Records shown:
━━━

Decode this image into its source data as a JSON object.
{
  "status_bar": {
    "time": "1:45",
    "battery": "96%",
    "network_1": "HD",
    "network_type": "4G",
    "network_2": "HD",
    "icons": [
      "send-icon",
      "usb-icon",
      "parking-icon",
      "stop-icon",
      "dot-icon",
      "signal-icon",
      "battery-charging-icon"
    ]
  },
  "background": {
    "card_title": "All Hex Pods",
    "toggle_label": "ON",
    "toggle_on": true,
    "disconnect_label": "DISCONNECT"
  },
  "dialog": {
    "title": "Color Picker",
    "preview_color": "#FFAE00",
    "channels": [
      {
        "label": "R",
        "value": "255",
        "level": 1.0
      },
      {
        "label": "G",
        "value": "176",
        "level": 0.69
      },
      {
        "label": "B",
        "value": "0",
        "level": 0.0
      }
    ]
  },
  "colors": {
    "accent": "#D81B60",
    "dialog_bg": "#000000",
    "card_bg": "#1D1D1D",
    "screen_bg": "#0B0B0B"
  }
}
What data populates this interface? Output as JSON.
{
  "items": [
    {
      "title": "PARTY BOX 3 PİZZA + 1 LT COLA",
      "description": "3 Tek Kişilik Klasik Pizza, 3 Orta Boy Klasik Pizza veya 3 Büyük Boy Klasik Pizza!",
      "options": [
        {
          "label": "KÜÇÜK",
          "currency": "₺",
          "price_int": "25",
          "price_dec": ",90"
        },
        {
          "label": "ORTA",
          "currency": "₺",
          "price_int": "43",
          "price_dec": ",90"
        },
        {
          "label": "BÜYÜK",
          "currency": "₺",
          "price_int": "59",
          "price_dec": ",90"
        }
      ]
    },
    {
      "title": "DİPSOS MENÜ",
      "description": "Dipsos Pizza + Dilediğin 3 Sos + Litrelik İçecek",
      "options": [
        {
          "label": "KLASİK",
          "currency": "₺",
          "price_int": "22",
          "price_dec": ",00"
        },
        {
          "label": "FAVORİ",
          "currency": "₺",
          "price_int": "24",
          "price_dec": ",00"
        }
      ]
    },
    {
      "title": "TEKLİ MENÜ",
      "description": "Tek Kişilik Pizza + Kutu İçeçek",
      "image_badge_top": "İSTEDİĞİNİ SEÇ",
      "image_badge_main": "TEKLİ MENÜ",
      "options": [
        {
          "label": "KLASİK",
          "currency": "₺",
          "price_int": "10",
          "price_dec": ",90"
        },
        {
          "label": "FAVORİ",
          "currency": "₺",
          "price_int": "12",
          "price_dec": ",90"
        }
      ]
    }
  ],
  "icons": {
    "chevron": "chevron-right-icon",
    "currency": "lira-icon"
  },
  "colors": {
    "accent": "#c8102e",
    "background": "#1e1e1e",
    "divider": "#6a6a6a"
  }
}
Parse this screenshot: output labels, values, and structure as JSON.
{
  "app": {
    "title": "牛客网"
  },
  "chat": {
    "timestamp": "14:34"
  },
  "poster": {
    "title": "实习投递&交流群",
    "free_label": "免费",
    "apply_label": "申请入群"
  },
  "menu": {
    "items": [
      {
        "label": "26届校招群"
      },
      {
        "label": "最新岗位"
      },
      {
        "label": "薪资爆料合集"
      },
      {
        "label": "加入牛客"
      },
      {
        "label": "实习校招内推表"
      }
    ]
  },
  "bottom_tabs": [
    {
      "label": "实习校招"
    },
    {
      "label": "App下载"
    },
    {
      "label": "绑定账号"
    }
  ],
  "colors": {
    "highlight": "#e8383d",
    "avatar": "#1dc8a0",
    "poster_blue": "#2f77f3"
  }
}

━━━

Required task: Extract all of the data shown above without alteration.

Finished exercise:
Decode this image into its source data as a JSON object.
{
  "status_bar": {
    "time": "1:45",
    "battery": "96%",
    "network_1": "HD",
    "network_type": "4G",
    "network_2": "HD",
    "icons": [
      "send-icon",
      "usb-icon",
      "parking-icon",
      "stop-icon",
      "dot-icon",
      "signal-icon",
      "battery-charging-icon"
    ]
  },
  "background": {
    "card_title": "All Hex Pods",
    "toggle_label": "ON",
    "toggle_on": true,
    "disconnect_label": "DISCONNECT"
  },
  "dialog": {
    "title": "Color Picker",
    "preview_color": "#FFAE00",
    "channels": [
      {
        "label": "R",
        "value": "255",
        "level": 1.0
      },
      {
        "label": "G",
        "value": "176",
        "level": 0.69
      },
      {
        "label": "B",
        "value": "0",
        "level": 0.0
      }
    ]
  },
  "colors": {
    "accent": "#D81B60",
    "dialog_bg": "#000000",
    "card_bg": "#1D1D1D",
    "screen_bg": "#0B0B0B"
  }
}
What data populates this interface? Output as JSON.
{
  "items": [
    {
      "title": "PARTY BOX 3 PİZZA + 1 LT COLA",
      "description": "3 Tek Kişilik Klasik Pizza, 3 Orta Boy Klasik Pizza veya 3 Büyük Boy Klasik Pizza!",
      "options": [
        {
          "label": "KÜÇÜK",
          "currency": "₺",
          "price_int": "25",
          "price_dec": ",90"
        },
        {
          "label": "ORTA",
          "currency": "₺",
          "price_int": "43",
          "price_dec": ",90"
        },
        {
          "label": "BÜYÜK",
          "currency": "₺",
          "price_int": "59",
          "price_dec": ",90"
        }
      ]
    },
    {
      "title": "DİPSOS MENÜ",
      "description": "Dipsos Pizza + Dilediğin 3 Sos + Litrelik İçecek",
      "options": [
        {
          "label": "KLASİK",
          "currency": "₺",
          "price_int": "22",
          "price_dec": ",00"
        },
        {
          "label": "FAVORİ",
          "currency": "₺",
          "price_int": "24",
          "price_dec": ",00"
        }
      ]
    },
    {
      "title": "TEKLİ MENÜ",
      "description": "Tek Kişilik Pizza + Kutu İçeçek",
      "image_badge_top": "İSTEDİĞİNİ SEÇ",
      "image_badge_main": "TEKLİ MENÜ",
      "options": [
        {
          "label": "KLASİK",
          "currency": "₺",
          "price_int": "10",
          "price_dec": ",90"
        },
        {
          "label": "FAVORİ",
          "currency": "₺",
          "price_int": "12",
          "price_dec": ",90"
        }
      ]
    }
  ],
  "icons": {
    "chevron": "chevron-right-icon",
    "currency": "lira-icon"
  },
  "colors": {
    "accent": "#c8102e",
    "background": "#1e1e1e",
    "divider": "#6a6a6a"
  }
}
Parse this screenshot: output labels, values, and structure as JSON.
{
  "app": {
    "title": "牛客网"
  },
  "chat": {
    "timestamp": "14:34"
  },
  "poster": {
    "title": "实习投递&交流群",
    "free_label": "免费",
    "apply_label": "申请入群"
  },
  "menu": {
    "items": [
      {
        "label": "26届校招群"
      },
      {
        "label": "最新岗位"
      },
      {
        "label": "薪资爆料合集"
      },
      {
        "label": "加入牛客"
      },
      {
        "label": "实习校招内推表"
      }
    ]
  },
  "bottom_tabs": [
    {
      "label": "实习校招"
    },
    {
      "label": "App下载"
    },
    {
      "label": "绑定账号"
    }
  ],
  "colors": {
    "highlight": "#e8383d",
    "avatar": "#1dc8a0",
    "poster_blue": "#2f77f3"
  }
}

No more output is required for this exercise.